--- BEGIN Text ---

President Obama spoke eloquently today in Florida about last night's senseless and tragic shooting here in my hometown of Denver. Aurora is not far away. From my balcony I can see the silhouette of buildings in Aurora, I have driven past the theater (then, it was just another multiplex theater) on a number of occasions; now the Town Center of Aurora will never be just "another" part of Denver's urban sprawl any more than Columbine will ever be just "another" school.
Obama had this to say to each of us as we reflect on this tragedy and think about the meaning of our own lives:
"What matters at the end of the day is not the small things, it's not the trivial things, which so often consume us in our daily lives. Ultimately it's how we choose to treat one another and how we love one another."
The President--the man, the father, the husband, the human being--hit the nail on the head. He's right, and indisputably so.
At the same time, I confess that I have more than a little interest in (and confusion about) why we Americans rise up in outrage, when yappy news coverage blankets all media with the sensational and instant reporting of the deaths of 12 or so people, the serious wounding of maybe 40 more who were watching a violent, pop culture, midnight movie event at a local theater--and then, at the same time, we (and the media) are able to sit back pretty calmly with our lattes as we read about the deaths in Afghanistan of over 2000 men and women (also human beings, fathers and mothers, husbands and wives, but de-humanized in the media as "troops") who have been killed fighting for a less than obvious or noble cause--but who have nonetheless performed their dangerous duties (no soda and popcorn involved) admirably on behalf of all of us Americans. There is a cognitive dissonance, I think, in our (my) reaction.

--- END Text ---
--- BEGIN Working data ---

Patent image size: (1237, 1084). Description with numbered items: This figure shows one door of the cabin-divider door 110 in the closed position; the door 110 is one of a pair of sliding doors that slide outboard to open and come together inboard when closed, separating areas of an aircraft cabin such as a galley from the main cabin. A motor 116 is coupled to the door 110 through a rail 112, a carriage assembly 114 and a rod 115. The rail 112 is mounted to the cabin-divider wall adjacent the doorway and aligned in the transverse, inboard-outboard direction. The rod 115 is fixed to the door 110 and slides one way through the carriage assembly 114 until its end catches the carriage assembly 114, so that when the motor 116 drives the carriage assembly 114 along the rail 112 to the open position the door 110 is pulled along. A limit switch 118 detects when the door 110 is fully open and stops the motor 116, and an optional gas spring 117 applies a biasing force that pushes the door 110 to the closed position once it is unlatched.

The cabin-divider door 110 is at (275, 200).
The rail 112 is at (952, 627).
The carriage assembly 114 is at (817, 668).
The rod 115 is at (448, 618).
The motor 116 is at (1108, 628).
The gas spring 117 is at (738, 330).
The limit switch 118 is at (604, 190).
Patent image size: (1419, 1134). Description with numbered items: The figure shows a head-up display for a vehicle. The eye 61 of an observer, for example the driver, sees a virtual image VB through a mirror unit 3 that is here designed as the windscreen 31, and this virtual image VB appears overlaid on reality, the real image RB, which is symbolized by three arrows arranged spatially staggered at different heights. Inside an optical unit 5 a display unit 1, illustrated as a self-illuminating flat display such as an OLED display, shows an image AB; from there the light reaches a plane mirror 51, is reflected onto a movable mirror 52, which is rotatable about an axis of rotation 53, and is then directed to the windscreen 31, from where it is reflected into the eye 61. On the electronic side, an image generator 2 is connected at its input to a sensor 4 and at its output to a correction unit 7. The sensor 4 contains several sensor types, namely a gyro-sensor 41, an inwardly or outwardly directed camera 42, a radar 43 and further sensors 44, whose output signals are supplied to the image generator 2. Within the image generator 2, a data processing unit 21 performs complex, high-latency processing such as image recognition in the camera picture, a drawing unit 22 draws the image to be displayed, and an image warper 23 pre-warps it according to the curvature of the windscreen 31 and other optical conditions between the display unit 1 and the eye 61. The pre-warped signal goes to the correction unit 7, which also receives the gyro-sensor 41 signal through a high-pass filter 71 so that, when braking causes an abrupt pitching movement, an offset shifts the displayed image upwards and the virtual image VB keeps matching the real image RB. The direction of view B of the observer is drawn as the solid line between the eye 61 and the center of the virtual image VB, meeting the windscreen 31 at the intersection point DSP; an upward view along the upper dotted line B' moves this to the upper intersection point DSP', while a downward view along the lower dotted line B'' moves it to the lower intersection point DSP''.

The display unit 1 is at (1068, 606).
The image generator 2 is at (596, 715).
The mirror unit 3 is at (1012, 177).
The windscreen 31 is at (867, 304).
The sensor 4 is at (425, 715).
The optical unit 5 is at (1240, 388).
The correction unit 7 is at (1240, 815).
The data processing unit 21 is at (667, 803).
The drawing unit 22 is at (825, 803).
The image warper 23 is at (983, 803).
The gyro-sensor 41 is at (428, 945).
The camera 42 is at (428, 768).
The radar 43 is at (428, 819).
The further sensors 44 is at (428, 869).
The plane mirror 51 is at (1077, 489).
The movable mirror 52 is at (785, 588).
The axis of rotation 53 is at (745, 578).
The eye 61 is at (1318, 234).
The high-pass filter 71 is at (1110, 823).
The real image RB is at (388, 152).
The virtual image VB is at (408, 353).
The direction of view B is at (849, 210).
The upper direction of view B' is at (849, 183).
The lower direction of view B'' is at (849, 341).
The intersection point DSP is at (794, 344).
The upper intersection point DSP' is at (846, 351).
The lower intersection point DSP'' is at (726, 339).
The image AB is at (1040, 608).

--- END Working data ---

Task set:
• 1. For each statement below, say whether it agrees with the post on the Aurora shooting, answering yes or no and quoting the deciding words of the post: (a) the writer can see buildings in Aurora from a balcony; (b) Obama gave his remarks in Colorado; (c) the post puts the number of deaths in Afghanistan at under 1000.
• 2. Repeat the records from their start up to and including the line with "The rod 115 is at (448, 618).".
The text and the records have no connection to each other.

Solutions to each task:
• 1.
(a) Yes: "From my balcony I can see the silhouette of buildings in Aurora"
(b) No: "President Obama spoke eloquently today in Florida"
(c) No: "the deaths in Afghanistan of over 2000 men and women"

• 2.
Patent image size: (1237, 1084). Description with numbered items: This figure shows one door of the cabin-divider door 110 in the closed position; the door 110 is one of a pair of sliding doors that slide outboard to open and come together inboard when closed, separating areas of an aircraft cabin such as a galley from the main cabin. A motor 116 is coupled to the door 110 through a rail 112, a carriage assembly 114 and a rod 115. The rail 112 is mounted to the cabin-divider wall adjacent the doorway and aligned in the transverse, inboard-outboard direction. The rod 115 is fixed to the door 110 and slides one way through the carriage assembly 114 until its end catches the carriage assembly 114, so that when the motor 116 drives the carriage assembly 114 along the rail 112 to the open position the door 110 is pulled along. A limit switch 118 detects when the door 110 is fully open and stops the motor 116, and an optional gas spring 117 applies a biasing force that pushes the door 110 to the closed position once it is unlatched.

The cabin-divider door 110 is at (275, 200).
The rail 112 is at (952, 627).
The carriage assembly 114 is at (817, 668).
The rod 115 is at (448, 618).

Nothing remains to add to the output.